Your objective> In your copy, leave out the pictures and repeat the entries below exactly.

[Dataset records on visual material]
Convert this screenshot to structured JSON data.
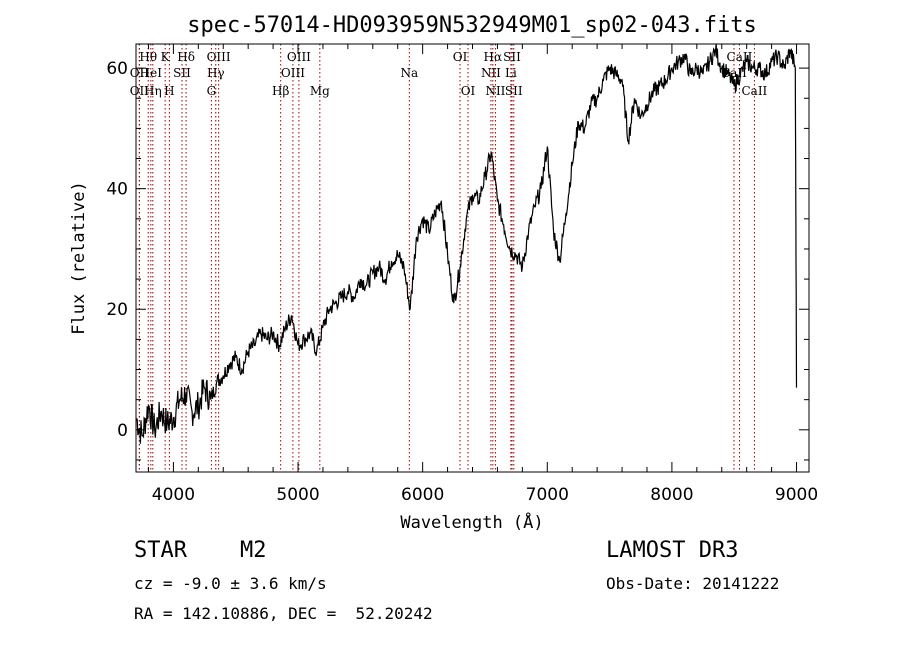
{
  "chart_data": {
    "type": "line",
    "title": "spec-57014-HD093959N532949M01_sp02-043.fits",
    "xlabel": "Wavelength (Å)",
    "ylabel": "Flux (relative)",
    "xlim": [
      3700,
      9100
    ],
    "ylim": [
      -7,
      64
    ],
    "xticks": [
      4000,
      5000,
      6000,
      7000,
      8000,
      9000
    ],
    "yticks": [
      0,
      20,
      40,
      60
    ],
    "series": [
      {
        "name": "flux",
        "x": [
          3700,
          3750,
          3800,
          3850,
          3900,
          3950,
          4000,
          4050,
          4100,
          4150,
          4200,
          4250,
          4300,
          4350,
          4400,
          4450,
          4500,
          4550,
          4600,
          4650,
          4700,
          4750,
          4800,
          4850,
          4900,
          4950,
          5000,
          5050,
          5100,
          5150,
          5200,
          5250,
          5300,
          5350,
          5400,
          5450,
          5500,
          5550,
          5600,
          5650,
          5700,
          5750,
          5800,
          5850,
          5900,
          5950,
          6000,
          6050,
          6100,
          6150,
          6200,
          6250,
          6300,
          6350,
          6400,
          6450,
          6500,
          6550,
          6600,
          6650,
          6700,
          6750,
          6800,
          6850,
          6900,
          6950,
          7000,
          7050,
          7100,
          7150,
          7200,
          7250,
          7300,
          7350,
          7400,
          7450,
          7500,
          7550,
          7600,
          7650,
          7700,
          7750,
          7800,
          7850,
          7900,
          7950,
          8000,
          8050,
          8100,
          8150,
          8200,
          8250,
          8300,
          8350,
          8400,
          8450,
          8500,
          8550,
          8600,
          8650,
          8700,
          8750,
          8800,
          8850,
          8900,
          8950,
          8990,
          9000
        ],
        "y": [
          2,
          -1,
          4,
          0,
          3,
          1,
          2,
          5,
          6,
          3,
          4,
          7,
          5,
          8,
          9,
          11,
          12,
          10,
          13,
          14,
          16,
          15,
          16,
          14,
          17,
          19,
          14,
          15,
          16,
          13,
          17,
          20,
          21,
          22,
          23,
          22,
          25,
          24,
          26,
          27,
          25,
          28,
          29,
          27,
          20,
          32,
          35,
          33,
          36,
          38,
          29,
          21,
          27,
          35,
          39,
          38,
          42,
          46,
          38,
          34,
          30,
          29,
          27,
          33,
          37,
          40,
          47,
          33,
          28,
          36,
          44,
          51,
          50,
          54,
          55,
          58,
          60,
          59,
          58,
          48,
          55,
          52,
          54,
          56,
          57,
          58,
          60,
          61,
          62,
          59,
          60,
          59,
          61,
          63,
          60,
          59,
          57,
          59,
          61,
          60,
          60,
          59,
          61,
          62,
          60,
          63,
          60,
          7
        ]
      }
    ],
    "lines": [
      {
        "label": "Hθ",
        "x": 3798,
        "row": 1
      },
      {
        "label": "OII",
        "x": 3727,
        "row": 2
      },
      {
        "label": "OII",
        "x": 3727,
        "row": 3
      },
      {
        "label": "HeI",
        "x": 3819,
        "row": 2
      },
      {
        "label": "Hη",
        "x": 3835,
        "row": 3
      },
      {
        "label": "K",
        "x": 3934,
        "row": 1
      },
      {
        "label": "SII",
        "x": 4069,
        "row": 2
      },
      {
        "label": "H",
        "x": 3968,
        "row": 3
      },
      {
        "label": "Hδ",
        "x": 4102,
        "row": 1
      },
      {
        "label": "OIII",
        "x": 4363,
        "row": 1
      },
      {
        "label": "Hγ",
        "x": 4340,
        "row": 2
      },
      {
        "label": "G",
        "x": 4305,
        "row": 3
      },
      {
        "label": "Hβ",
        "x": 4861,
        "row": 3
      },
      {
        "label": "OIII",
        "x": 5007,
        "row": 1
      },
      {
        "label": "OIII",
        "x": 4959,
        "row": 2
      },
      {
        "label": "Mg",
        "x": 5175,
        "row": 3
      },
      {
        "label": "Na",
        "x": 5893,
        "row": 2
      },
      {
        "label": "OI",
        "x": 6300,
        "row": 1
      },
      {
        "label": "OI",
        "x": 6364,
        "row": 3
      },
      {
        "label": "Hα",
        "x": 6563,
        "row": 1
      },
      {
        "label": "SII",
        "x": 6717,
        "row": 1
      },
      {
        "label": "NII",
        "x": 6548,
        "row": 2
      },
      {
        "label": "Li",
        "x": 6708,
        "row": 2
      },
      {
        "label": "NII",
        "x": 6584,
        "row": 3
      },
      {
        "label": "SII",
        "x": 6731,
        "row": 3
      },
      {
        "label": "CaII",
        "x": 8542,
        "row": 1
      },
      {
        "label": "CaII",
        "x": 8498,
        "row": 2
      },
      {
        "label": "CaII",
        "x": 8662,
        "row": 3
      }
    ],
    "line_color": "#a00000"
  },
  "info": {
    "object_type": "STAR",
    "subclass": "M2",
    "survey": "LAMOST DR3",
    "redshift": "cz = -9.0 ± 3.6 km/s",
    "obs_date": "Obs-Date: 20141222",
    "coords": "RA = 142.10886, DEC =  52.20242"
  }
}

Result for this exercise>
Convert this screenshot to structured JSON data.
{
  "chart_data": {
    "type": "line",
    "title": "spec-57014-HD093959N532949M01_sp02-043.fits",
    "xlabel": "Wavelength (Å)",
    "ylabel": "Flux (relative)",
    "xlim": [
      3700,
      9100
    ],
    "ylim": [
      -7,
      64
    ],
    "xticks": [
      4000,
      5000,
      6000,
      7000,
      8000,
      9000
    ],
    "yticks": [
      0,
      20,
      40,
      60
    ],
    "series": [
      {
        "name": "flux",
        "x": [
          3700,
          3750,
          3800,
          3850,
          3900,
          3950,
          4000,
          4050,
          4100,
          4150,
          4200,
          4250,
          4300,
          4350,
          4400,
          4450,
          4500,
          4550,
          4600,
          4650,
          4700,
          4750,
          4800,
          4850,
          4900,
          4950,
          5000,
          5050,
          5100,
          5150,
          5200,
          5250,
          5300,
          5350,
          5400,
          5450,
          5500,
          5550,
          5600,
          5650,
          5700,
          5750,
          5800,
          5850,
          5900,
          5950,
          6000,
          6050,
          6100,
          6150,
          6200,
          6250,
          6300,
          6350,
          6400,
          6450,
          6500,
          6550,
          6600,
          6650,
          6700,
          6750,
          6800,
          6850,
          6900,
          6950,
          7000,
          7050,
          7100,
          7150,
          7200,
          7250,
          7300,
          7350,
          7400,
          7450,
          7500,
          7550,
          7600,
          7650,
          7700,
          7750,
          7800,
          7850,
          7900,
          7950,
          8000,
          8050,
          8100,
          8150,
          8200,
          8250,
          8300,
          8350,
          8400,
          8450,
          8500,
          8550,
          8600,
          8650,
          8700,
          8750,
          8800,
          8850,
          8900,
          8950,
          8990,
          9000
        ],
        "y": [
          2,
          -1,
          4,
          0,
          3,
          1,
          2,
          5,
          6,
          3,
          4,
          7,
          5,
          8,
          9,
          11,
          12,
          10,
          13,
          14,
          16,
          15,
          16,
          14,
          17,
          19,
          14,
          15,
          16,
          13,
          17,
          20,
          21,
          22,
          23,
          22,
          25,
          24,
          26,
          27,
          25,
          28,
          29,
          27,
          20,
          32,
          35,
          33,
          36,
          38,
          29,
          21,
          27,
          35,
          39,
          38,
          42,
          46,
          38,
          34,
          30,
          29,
          27,
          33,
          37,
          40,
          47,
          33,
          28,
          36,
          44,
          51,
          50,
          54,
          55,
          58,
          60,
          59,
          58,
          48,
          55,
          52,
          54,
          56,
          57,
          58,
          60,
          61,
          62,
          59,
          60,
          59,
          61,
          63,
          60,
          59,
          57,
          59,
          61,
          60,
          60,
          59,
          61,
          62,
          60,
          63,
          60,
          7
        ]
      }
    ],
    "lines": [
      {
        "label": "Hθ",
        "x": 3798,
        "row": 1
      },
      {
        "label": "OII",
        "x": 3727,
        "row": 2
      },
      {
        "label": "OII",
        "x": 3727,
        "row": 3
      },
      {
        "label": "HeI",
        "x": 3819,
        "row": 2
      },
      {
        "label": "Hη",
        "x": 3835,
        "row": 3
      },
      {
        "label": "K",
        "x": 3934,
        "row": 1
      },
      {
        "label": "SII",
        "x": 4069,
        "row": 2
      },
      {
        "label": "H",
        "x": 3968,
        "row": 3
      },
      {
        "label": "Hδ",
        "x": 4102,
        "row": 1
      },
      {
        "label": "OIII",
        "x": 4363,
        "row": 1
      },
      {
        "label": "Hγ",
        "x": 4340,
        "row": 2
      },
      {
        "label": "G",
        "x": 4305,
        "row": 3
      },
      {
        "label": "Hβ",
        "x": 4861,
        "row": 3
      },
      {
        "label": "OIII",
        "x": 5007,
        "row": 1
      },
      {
        "label": "OIII",
        "x": 4959,
        "row": 2
      },
      {
        "label": "Mg",
        "x": 5175,
        "row": 3
      },
      {
        "label": "Na",
        "x": 5893,
        "row": 2
      },
      {
        "label": "OI",
        "x": 6300,
        "row": 1
      },
      {
        "label": "OI",
        "x": 6364,
        "row": 3
      },
      {
        "label": "Hα",
        "x": 6563,
        "row": 1
      },
      {
        "label": "SII",
        "x": 6717,
        "row": 1
      },
      {
        "label": "NII",
        "x": 6548,
        "row": 2
      },
      {
        "label": "Li",
        "x": 6708,
        "row": 2
      },
      {
        "label": "NII",
        "x": 6584,
        "row": 3
      },
      {
        "label": "SII",
        "x": 6731,
        "row": 3
      },
      {
        "label": "CaII",
        "x": 8542,
        "row": 1
      },
      {
        "label": "CaII",
        "x": 8498,
        "row": 2
      },
      {
        "label": "CaII",
        "x": 8662,
        "row": 3
      }
    ],
    "line_color": "#a00000"
  },
  "info": {
    "object_type": "STAR",
    "subclass": "M2",
    "survey": "LAMOST DR3",
    "redshift": "cz = -9.0 ± 3.6 km/s",
    "obs_date": "Obs-Date: 20141222",
    "coords": "RA = 142.10886, DEC =  52.20242"
  }
}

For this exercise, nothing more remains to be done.